# WHAT THIS TASK INVOLVES
Exclude the pictures and retype the entries as written.
*** RECORDS FOR PROCESSING
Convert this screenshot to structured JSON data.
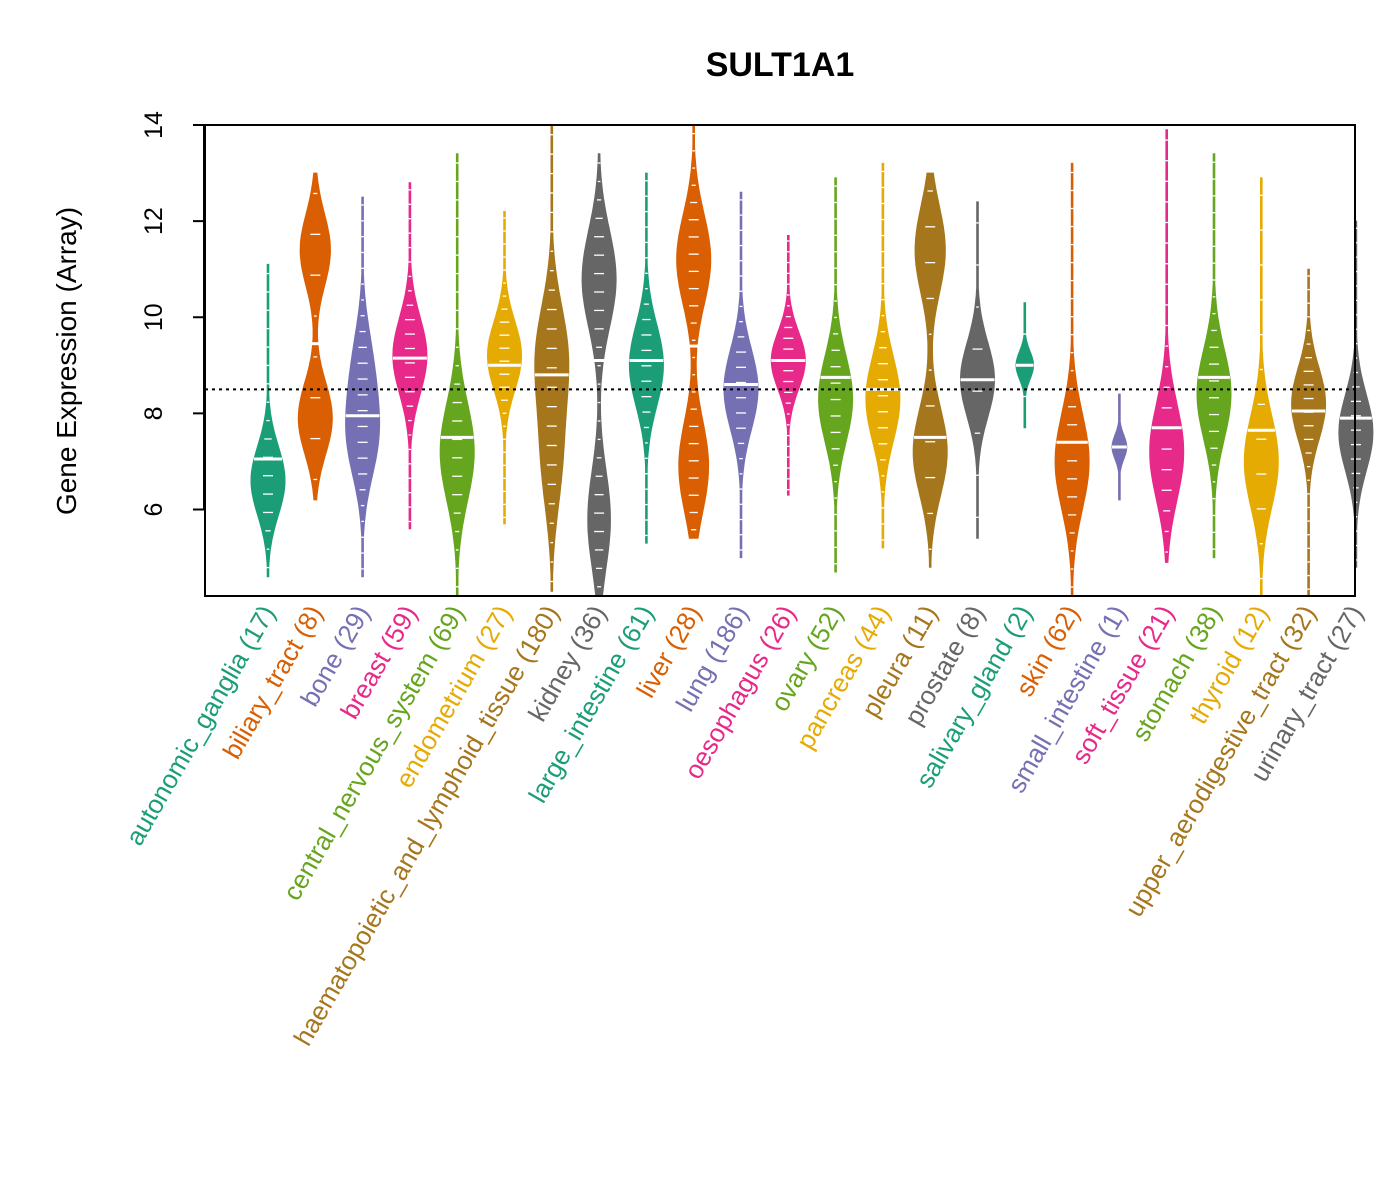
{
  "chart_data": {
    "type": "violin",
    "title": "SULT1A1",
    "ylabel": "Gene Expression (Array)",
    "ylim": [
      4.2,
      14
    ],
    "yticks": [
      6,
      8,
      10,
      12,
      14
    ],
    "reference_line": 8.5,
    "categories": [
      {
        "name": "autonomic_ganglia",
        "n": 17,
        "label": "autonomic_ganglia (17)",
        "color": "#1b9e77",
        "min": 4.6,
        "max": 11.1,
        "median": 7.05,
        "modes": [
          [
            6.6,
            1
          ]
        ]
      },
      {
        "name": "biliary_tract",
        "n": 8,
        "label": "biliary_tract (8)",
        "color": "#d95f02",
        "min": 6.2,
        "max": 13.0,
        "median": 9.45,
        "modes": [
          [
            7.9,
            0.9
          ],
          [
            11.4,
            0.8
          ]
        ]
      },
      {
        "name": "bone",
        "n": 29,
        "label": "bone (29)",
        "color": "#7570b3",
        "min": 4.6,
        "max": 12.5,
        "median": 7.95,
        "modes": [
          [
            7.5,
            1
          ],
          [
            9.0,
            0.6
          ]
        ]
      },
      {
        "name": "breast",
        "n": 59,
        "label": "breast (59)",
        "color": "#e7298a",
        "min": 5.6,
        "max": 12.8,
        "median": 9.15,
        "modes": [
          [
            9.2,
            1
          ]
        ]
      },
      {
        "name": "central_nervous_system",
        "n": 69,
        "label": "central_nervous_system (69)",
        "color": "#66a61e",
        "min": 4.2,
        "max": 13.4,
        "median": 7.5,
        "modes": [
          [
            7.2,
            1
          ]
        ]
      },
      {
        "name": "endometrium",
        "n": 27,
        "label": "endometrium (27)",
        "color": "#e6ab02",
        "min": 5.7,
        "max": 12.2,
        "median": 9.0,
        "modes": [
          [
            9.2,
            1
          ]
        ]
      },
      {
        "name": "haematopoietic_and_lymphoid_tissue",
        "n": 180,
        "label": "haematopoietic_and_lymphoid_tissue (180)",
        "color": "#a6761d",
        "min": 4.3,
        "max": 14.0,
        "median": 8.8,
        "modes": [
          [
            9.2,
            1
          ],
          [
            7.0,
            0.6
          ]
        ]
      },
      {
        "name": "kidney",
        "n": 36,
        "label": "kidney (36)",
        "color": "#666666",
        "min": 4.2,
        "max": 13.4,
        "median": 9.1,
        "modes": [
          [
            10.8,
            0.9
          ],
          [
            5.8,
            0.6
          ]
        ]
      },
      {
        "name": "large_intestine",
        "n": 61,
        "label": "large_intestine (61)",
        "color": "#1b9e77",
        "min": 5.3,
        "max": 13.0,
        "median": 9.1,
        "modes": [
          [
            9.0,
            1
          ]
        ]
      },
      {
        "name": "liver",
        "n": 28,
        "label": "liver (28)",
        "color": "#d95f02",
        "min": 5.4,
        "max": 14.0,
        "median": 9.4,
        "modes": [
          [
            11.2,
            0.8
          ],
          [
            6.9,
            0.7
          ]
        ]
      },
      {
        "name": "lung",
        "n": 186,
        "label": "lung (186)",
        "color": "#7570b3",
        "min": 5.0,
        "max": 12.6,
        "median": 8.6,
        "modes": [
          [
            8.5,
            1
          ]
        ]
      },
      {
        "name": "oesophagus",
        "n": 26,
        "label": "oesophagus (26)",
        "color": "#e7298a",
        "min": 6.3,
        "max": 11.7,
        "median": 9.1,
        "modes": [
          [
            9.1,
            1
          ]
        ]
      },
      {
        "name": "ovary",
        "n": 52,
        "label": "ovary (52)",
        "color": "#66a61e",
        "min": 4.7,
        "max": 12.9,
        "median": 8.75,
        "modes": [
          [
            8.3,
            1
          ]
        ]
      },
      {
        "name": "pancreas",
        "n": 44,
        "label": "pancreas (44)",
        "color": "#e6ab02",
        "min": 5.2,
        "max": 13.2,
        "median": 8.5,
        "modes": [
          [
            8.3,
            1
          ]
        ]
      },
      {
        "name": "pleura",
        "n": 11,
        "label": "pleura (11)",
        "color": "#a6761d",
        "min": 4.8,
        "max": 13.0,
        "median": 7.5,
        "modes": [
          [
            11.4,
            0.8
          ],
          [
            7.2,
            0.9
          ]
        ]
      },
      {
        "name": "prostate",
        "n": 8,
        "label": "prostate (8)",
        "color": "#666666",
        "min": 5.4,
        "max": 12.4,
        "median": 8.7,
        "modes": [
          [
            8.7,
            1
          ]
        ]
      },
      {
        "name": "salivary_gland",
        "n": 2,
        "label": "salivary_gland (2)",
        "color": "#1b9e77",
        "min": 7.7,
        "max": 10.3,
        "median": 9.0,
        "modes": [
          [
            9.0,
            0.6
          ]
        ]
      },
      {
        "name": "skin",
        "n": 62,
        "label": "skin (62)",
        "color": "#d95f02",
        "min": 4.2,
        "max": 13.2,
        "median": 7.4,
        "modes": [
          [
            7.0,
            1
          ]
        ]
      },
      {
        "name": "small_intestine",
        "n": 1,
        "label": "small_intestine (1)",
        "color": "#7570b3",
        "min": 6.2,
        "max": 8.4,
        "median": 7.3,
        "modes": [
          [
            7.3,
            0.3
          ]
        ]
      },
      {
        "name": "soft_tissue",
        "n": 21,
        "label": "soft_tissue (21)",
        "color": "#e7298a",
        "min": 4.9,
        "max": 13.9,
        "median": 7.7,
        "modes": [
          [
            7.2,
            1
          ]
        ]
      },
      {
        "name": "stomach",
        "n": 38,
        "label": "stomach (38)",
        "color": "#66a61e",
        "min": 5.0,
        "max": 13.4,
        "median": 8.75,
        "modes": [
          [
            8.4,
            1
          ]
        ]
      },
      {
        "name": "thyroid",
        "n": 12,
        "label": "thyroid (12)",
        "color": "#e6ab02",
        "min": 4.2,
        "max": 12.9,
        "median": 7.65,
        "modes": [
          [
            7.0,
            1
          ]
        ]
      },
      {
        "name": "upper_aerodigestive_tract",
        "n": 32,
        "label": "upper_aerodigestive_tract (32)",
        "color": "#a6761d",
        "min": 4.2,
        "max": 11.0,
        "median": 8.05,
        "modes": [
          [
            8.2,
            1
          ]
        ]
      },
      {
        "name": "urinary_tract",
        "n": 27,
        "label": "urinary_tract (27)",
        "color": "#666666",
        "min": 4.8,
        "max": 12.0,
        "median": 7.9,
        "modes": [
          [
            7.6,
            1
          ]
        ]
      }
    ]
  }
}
******
# FINAL ANSWER
Convert this screenshot to structured JSON data.
{
  "chart_data": {
    "type": "violin",
    "title": "SULT1A1",
    "ylabel": "Gene Expression (Array)",
    "ylim": [
      4.2,
      14
    ],
    "yticks": [
      6,
      8,
      10,
      12,
      14
    ],
    "reference_line": 8.5,
    "categories": [
      {
        "name": "autonomic_ganglia",
        "n": 17,
        "label": "autonomic_ganglia (17)",
        "color": "#1b9e77",
        "min": 4.6,
        "max": 11.1,
        "median": 7.05,
        "modes": [
          [
            6.6,
            1
          ]
        ]
      },
      {
        "name": "biliary_tract",
        "n": 8,
        "label": "biliary_tract (8)",
        "color": "#d95f02",
        "min": 6.2,
        "max": 13.0,
        "median": 9.45,
        "modes": [
          [
            7.9,
            0.9
          ],
          [
            11.4,
            0.8
          ]
        ]
      },
      {
        "name": "bone",
        "n": 29,
        "label": "bone (29)",
        "color": "#7570b3",
        "min": 4.6,
        "max": 12.5,
        "median": 7.95,
        "modes": [
          [
            7.5,
            1
          ],
          [
            9.0,
            0.6
          ]
        ]
      },
      {
        "name": "breast",
        "n": 59,
        "label": "breast (59)",
        "color": "#e7298a",
        "min": 5.6,
        "max": 12.8,
        "median": 9.15,
        "modes": [
          [
            9.2,
            1
          ]
        ]
      },
      {
        "name": "central_nervous_system",
        "n": 69,
        "label": "central_nervous_system (69)",
        "color": "#66a61e",
        "min": 4.2,
        "max": 13.4,
        "median": 7.5,
        "modes": [
          [
            7.2,
            1
          ]
        ]
      },
      {
        "name": "endometrium",
        "n": 27,
        "label": "endometrium (27)",
        "color": "#e6ab02",
        "min": 5.7,
        "max": 12.2,
        "median": 9.0,
        "modes": [
          [
            9.2,
            1
          ]
        ]
      },
      {
        "name": "haematopoietic_and_lymphoid_tissue",
        "n": 180,
        "label": "haematopoietic_and_lymphoid_tissue (180)",
        "color": "#a6761d",
        "min": 4.3,
        "max": 14.0,
        "median": 8.8,
        "modes": [
          [
            9.2,
            1
          ],
          [
            7.0,
            0.6
          ]
        ]
      },
      {
        "name": "kidney",
        "n": 36,
        "label": "kidney (36)",
        "color": "#666666",
        "min": 4.2,
        "max": 13.4,
        "median": 9.1,
        "modes": [
          [
            10.8,
            0.9
          ],
          [
            5.8,
            0.6
          ]
        ]
      },
      {
        "name": "large_intestine",
        "n": 61,
        "label": "large_intestine (61)",
        "color": "#1b9e77",
        "min": 5.3,
        "max": 13.0,
        "median": 9.1,
        "modes": [
          [
            9.0,
            1
          ]
        ]
      },
      {
        "name": "liver",
        "n": 28,
        "label": "liver (28)",
        "color": "#d95f02",
        "min": 5.4,
        "max": 14.0,
        "median": 9.4,
        "modes": [
          [
            11.2,
            0.8
          ],
          [
            6.9,
            0.7
          ]
        ]
      },
      {
        "name": "lung",
        "n": 186,
        "label": "lung (186)",
        "color": "#7570b3",
        "min": 5.0,
        "max": 12.6,
        "median": 8.6,
        "modes": [
          [
            8.5,
            1
          ]
        ]
      },
      {
        "name": "oesophagus",
        "n": 26,
        "label": "oesophagus (26)",
        "color": "#e7298a",
        "min": 6.3,
        "max": 11.7,
        "median": 9.1,
        "modes": [
          [
            9.1,
            1
          ]
        ]
      },
      {
        "name": "ovary",
        "n": 52,
        "label": "ovary (52)",
        "color": "#66a61e",
        "min": 4.7,
        "max": 12.9,
        "median": 8.75,
        "modes": [
          [
            8.3,
            1
          ]
        ]
      },
      {
        "name": "pancreas",
        "n": 44,
        "label": "pancreas (44)",
        "color": "#e6ab02",
        "min": 5.2,
        "max": 13.2,
        "median": 8.5,
        "modes": [
          [
            8.3,
            1
          ]
        ]
      },
      {
        "name": "pleura",
        "n": 11,
        "label": "pleura (11)",
        "color": "#a6761d",
        "min": 4.8,
        "max": 13.0,
        "median": 7.5,
        "modes": [
          [
            11.4,
            0.8
          ],
          [
            7.2,
            0.9
          ]
        ]
      },
      {
        "name": "prostate",
        "n": 8,
        "label": "prostate (8)",
        "color": "#666666",
        "min": 5.4,
        "max": 12.4,
        "median": 8.7,
        "modes": [
          [
            8.7,
            1
          ]
        ]
      },
      {
        "name": "salivary_gland",
        "n": 2,
        "label": "salivary_gland (2)",
        "color": "#1b9e77",
        "min": 7.7,
        "max": 10.3,
        "median": 9.0,
        "modes": [
          [
            9.0,
            0.6
          ]
        ]
      },
      {
        "name": "skin",
        "n": 62,
        "label": "skin (62)",
        "color": "#d95f02",
        "min": 4.2,
        "max": 13.2,
        "median": 7.4,
        "modes": [
          [
            7.0,
            1
          ]
        ]
      },
      {
        "name": "small_intestine",
        "n": 1,
        "label": "small_intestine (1)",
        "color": "#7570b3",
        "min": 6.2,
        "max": 8.4,
        "median": 7.3,
        "modes": [
          [
            7.3,
            0.3
          ]
        ]
      },
      {
        "name": "soft_tissue",
        "n": 21,
        "label": "soft_tissue (21)",
        "color": "#e7298a",
        "min": 4.9,
        "max": 13.9,
        "median": 7.7,
        "modes": [
          [
            7.2,
            1
          ]
        ]
      },
      {
        "name": "stomach",
        "n": 38,
        "label": "stomach (38)",
        "color": "#66a61e",
        "min": 5.0,
        "max": 13.4,
        "median": 8.75,
        "modes": [
          [
            8.4,
            1
          ]
        ]
      },
      {
        "name": "thyroid",
        "n": 12,
        "label": "thyroid (12)",
        "color": "#e6ab02",
        "min": 4.2,
        "max": 12.9,
        "median": 7.65,
        "modes": [
          [
            7.0,
            1
          ]
        ]
      },
      {
        "name": "upper_aerodigestive_tract",
        "n": 32,
        "label": "upper_aerodigestive_tract (32)",
        "color": "#a6761d",
        "min": 4.2,
        "max": 11.0,
        "median": 8.05,
        "modes": [
          [
            8.2,
            1
          ]
        ]
      },
      {
        "name": "urinary_tract",
        "n": 27,
        "label": "urinary_tract (27)",
        "color": "#666666",
        "min": 4.8,
        "max": 12.0,
        "median": 7.9,
        "modes": [
          [
            7.6,
            1
          ]
        ]
      }
    ]
  }
}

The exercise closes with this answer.